Document excerpt =
## begin

Electronic journals offer new capabilities for communicating scholarly
information to the research community. This article explores ways to
optimize that communication for journals in mathematics and related
sciences.

The most obvious benefit of electronic distribution of scholarly work is
convenience. Papers are available instantly from home or office, 24
hours a day. But that is only the tip of the iceberg. Many other
benefits come from the use of links: Internal cross-reference links make
electronic formats easier to read than paper copy, and external links
permit readers to travel through the primary and secondary literature
without leaving their desks. Electronic media also offer more indirect
methods of passing between resources: searchable databases of abstracts,
full texts of papers, and on-line reviews. Also, papers may be linked to
on-line archives of programs and supporting materials, which, since they
are not journal articles in themselves, may be updated. Links may also
be made to reviews and related material published later.

## end

Stated goal A = In the rows, could you give the lines between the ones holding "legend-label: Concordance: [125, 90, 208, 106]" and "x-tick-label: Zoltar: [231, 506, 268, 523]", inclusive, again with "x-tick-label" substituted by "x-axis label" throughout, leaving everything else unchanged?

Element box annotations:
## begin

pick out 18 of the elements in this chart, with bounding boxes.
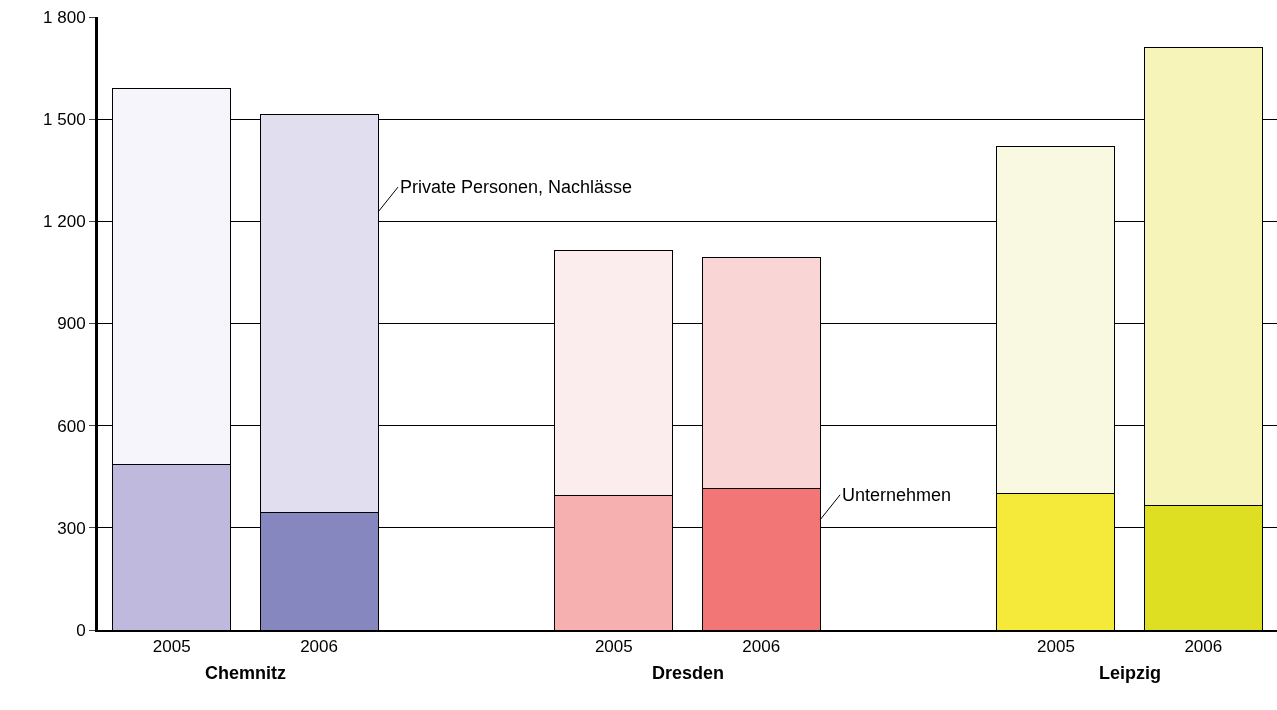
- y-tick-label: 0: [76, 620, 86, 640]
- x-tick-label: 2005: [594, 637, 633, 657]
- text: Dresden: [652, 663, 725, 683]
- text: Leipzig: [1099, 663, 1161, 683]
- x-tick-label: 2006: [1184, 637, 1223, 657]
- y-tick-label: 1 800: [43, 7, 86, 27]
- legend-label: Private Personen, Nachlässe: [400, 177, 633, 197]
- x-tick-label: 2006: [300, 637, 338, 657]
- text: Chemnitz: [205, 663, 286, 683]
- y-tick-label: 1 500: [43, 110, 86, 130]
- legend-label: Unternehmen: [842, 485, 952, 505]
- x-tick-label: 2005: [1037, 637, 1075, 657]
- x-tick-label: 2005: [152, 637, 191, 657]
- y-tick-label: 900: [57, 314, 86, 334]
- y-tick-label: 600: [57, 416, 86, 436]
- y-tick-label: 1 200: [43, 212, 86, 232]
- x-tick-label: 2006: [742, 637, 781, 657]
- y-tick-label: 300: [57, 518, 86, 538]
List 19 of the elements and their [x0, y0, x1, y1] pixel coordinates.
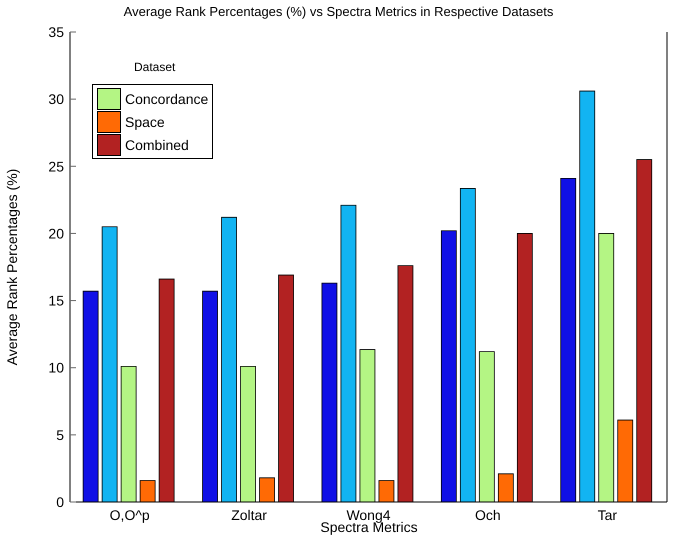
legend-label: Concordance: [125, 90, 208, 106]
x-tick-label: Och: [475, 506, 501, 523]
x-tick-label: Wong4: [346, 506, 391, 523]
y-tick-label: 25: [48, 158, 64, 174]
legend-label: Space: [125, 114, 165, 130]
x-tick-label: O,O^p: [110, 506, 150, 523]
y-tick-label: 20: [48, 225, 64, 242]
y-tick-label: 15: [48, 292, 64, 309]
y-tick-label: 10: [48, 360, 64, 376]
y-tick-label: 0: [56, 494, 64, 510]
x-tick-label: Tar: [598, 506, 618, 523]
legend-title: Dataset: [134, 60, 176, 74]
y-tick-label: 35: [48, 24, 64, 40]
y-tick-label: 5: [56, 426, 64, 443]
chart-title: Average Rank Percentages (%) vs Spectra Metrics in Respective Datasets: [122, 4, 554, 19]
x-tick-label: Zoltar: [231, 506, 268, 523]
y-axis-title: Average Rank Percentages (%): [4, 168, 20, 366]
y-tick-label: 30: [48, 91, 64, 108]
legend-label: Combined: [125, 136, 189, 152]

## end

Stated goal B = Can you write out the full text on electronic journals again, word for word?

Task result A =
legend-label: Concordance: [125, 90, 208, 106]
x-axis label: Och: [475, 506, 501, 523]
x-axis label: Wong4: [346, 506, 391, 523]
y-tick-label: 25: [48, 158, 64, 174]
legend-label: Space: [125, 114, 165, 130]
x-axis label: O,O^p: [110, 506, 150, 523]
y-tick-label: 20: [48, 225, 64, 242]
y-tick-label: 15: [48, 292, 64, 309]
y-tick-label: 10: [48, 360, 64, 376]
y-tick-label: 0: [56, 494, 64, 510]
x-axis label: Tar: [598, 506, 618, 523]
legend-title: Dataset: [134, 60, 176, 74]
y-tick-label: 35: [48, 24, 64, 40]
y-tick-label: 5: [56, 426, 64, 443]
chart-title: Average Rank Percentages (%) vs Spectra Metrics in Respective Datasets: [122, 4, 554, 19]
x-axis label: Zoltar: [231, 506, 268, 523]

Task result B =
Electronic journals offer new capabilities for communicating scholarly
information to the research community. This article explores ways to
optimize that communication for journals in mathematics and related
sciences.

The most obvious benefit of electronic distribution of scholarly work is
convenience. Papers are available instantly from home or office, 24
hours a day. But that is only the tip of the iceberg. Many other
benefits come from the use of links: Internal cross-reference links make
electronic formats easier to read than paper copy, and external links
permit readers to travel through the primary and secondary literature
without leaving their desks. Electronic media also offer more indirect
methods of passing between resources: searchable databases of abstracts,
full texts of papers, and on-line reviews. Also, papers may be linked to
on-line archives of programs and supporting materials, which, since they
are not journal articles in themselves, may be updated. Links may also
be made to reviews and related material published later.